--- START MATERIAL SHOWN ---
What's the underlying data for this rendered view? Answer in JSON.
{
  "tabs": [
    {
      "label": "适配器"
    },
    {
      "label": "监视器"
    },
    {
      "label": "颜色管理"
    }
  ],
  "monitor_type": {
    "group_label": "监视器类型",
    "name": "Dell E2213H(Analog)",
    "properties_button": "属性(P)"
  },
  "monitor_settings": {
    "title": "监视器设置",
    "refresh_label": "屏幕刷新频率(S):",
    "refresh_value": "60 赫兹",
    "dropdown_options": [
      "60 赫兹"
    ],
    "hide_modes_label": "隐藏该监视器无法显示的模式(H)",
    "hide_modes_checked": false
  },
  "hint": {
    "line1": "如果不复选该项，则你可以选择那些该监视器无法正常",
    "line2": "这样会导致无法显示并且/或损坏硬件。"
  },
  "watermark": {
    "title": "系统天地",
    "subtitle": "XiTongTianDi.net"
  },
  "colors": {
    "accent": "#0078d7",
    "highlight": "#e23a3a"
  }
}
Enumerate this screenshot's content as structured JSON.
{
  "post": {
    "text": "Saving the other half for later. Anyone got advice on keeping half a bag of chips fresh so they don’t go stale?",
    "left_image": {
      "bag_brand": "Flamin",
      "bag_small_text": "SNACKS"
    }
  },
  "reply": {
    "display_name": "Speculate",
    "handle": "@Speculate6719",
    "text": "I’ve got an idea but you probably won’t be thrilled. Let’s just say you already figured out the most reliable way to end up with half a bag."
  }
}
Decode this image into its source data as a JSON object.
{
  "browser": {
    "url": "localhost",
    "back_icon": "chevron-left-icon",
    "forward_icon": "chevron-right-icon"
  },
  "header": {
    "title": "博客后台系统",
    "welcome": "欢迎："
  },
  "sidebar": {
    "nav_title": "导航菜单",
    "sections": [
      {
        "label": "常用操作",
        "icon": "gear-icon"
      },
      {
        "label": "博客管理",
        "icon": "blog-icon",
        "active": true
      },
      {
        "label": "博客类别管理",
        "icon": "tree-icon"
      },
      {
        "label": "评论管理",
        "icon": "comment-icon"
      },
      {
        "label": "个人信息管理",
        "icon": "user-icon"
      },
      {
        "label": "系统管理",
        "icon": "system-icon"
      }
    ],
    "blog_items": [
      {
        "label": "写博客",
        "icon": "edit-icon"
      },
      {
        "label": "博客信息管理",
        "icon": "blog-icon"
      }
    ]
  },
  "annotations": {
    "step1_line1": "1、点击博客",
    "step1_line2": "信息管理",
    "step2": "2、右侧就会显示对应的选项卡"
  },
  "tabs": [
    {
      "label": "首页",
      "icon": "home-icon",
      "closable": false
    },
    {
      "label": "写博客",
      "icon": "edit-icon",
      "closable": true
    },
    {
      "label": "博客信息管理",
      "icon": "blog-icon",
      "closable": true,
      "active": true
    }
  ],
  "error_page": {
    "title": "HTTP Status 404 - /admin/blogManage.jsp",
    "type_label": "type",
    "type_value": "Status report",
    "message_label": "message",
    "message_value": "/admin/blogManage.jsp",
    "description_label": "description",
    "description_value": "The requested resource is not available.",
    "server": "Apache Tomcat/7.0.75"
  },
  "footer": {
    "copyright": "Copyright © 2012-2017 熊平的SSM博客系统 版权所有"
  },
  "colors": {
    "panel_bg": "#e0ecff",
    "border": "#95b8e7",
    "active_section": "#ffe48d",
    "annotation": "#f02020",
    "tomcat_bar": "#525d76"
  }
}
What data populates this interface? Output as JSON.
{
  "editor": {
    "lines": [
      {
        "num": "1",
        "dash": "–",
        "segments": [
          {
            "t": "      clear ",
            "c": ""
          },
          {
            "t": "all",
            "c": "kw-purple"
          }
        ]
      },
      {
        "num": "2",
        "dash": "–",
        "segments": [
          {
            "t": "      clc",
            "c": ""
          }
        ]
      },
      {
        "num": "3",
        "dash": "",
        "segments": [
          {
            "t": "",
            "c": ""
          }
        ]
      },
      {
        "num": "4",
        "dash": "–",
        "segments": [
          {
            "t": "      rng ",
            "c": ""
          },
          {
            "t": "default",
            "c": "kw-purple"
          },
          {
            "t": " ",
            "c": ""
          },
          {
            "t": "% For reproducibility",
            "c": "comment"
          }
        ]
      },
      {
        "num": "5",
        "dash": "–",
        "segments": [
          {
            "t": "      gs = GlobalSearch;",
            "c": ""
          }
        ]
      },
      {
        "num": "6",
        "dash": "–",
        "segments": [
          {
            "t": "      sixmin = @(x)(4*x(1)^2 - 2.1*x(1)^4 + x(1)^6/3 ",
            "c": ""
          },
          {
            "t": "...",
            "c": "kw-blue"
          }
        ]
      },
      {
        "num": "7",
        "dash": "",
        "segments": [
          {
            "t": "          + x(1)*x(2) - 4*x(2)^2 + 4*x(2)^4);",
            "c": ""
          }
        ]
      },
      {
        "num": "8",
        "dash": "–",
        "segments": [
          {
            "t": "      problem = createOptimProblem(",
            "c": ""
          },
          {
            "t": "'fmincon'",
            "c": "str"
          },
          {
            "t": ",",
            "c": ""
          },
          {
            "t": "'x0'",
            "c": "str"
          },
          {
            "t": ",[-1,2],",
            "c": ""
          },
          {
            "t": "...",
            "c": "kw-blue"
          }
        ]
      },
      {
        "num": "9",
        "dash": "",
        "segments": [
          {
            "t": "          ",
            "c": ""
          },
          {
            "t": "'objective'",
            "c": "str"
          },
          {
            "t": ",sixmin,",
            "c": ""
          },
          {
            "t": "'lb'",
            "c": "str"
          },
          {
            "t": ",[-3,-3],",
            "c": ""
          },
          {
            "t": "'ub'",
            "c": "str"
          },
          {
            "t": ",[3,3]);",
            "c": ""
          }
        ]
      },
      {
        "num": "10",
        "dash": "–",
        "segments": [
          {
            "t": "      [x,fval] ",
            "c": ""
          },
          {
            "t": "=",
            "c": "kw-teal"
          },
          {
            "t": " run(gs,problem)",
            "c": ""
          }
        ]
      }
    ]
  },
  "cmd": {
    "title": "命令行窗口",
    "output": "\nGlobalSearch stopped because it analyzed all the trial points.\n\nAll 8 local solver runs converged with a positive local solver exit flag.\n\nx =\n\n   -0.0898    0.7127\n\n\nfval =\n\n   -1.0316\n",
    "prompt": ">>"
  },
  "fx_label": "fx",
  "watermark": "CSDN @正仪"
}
--- END MATERIAL SHOWN ---
Track down the lines that include the word "admin" and copy them.

    "title": "HTTP Status 404 - /admin/blogManage.jsp",
    "message_value": "/admin/blogManage.jsp",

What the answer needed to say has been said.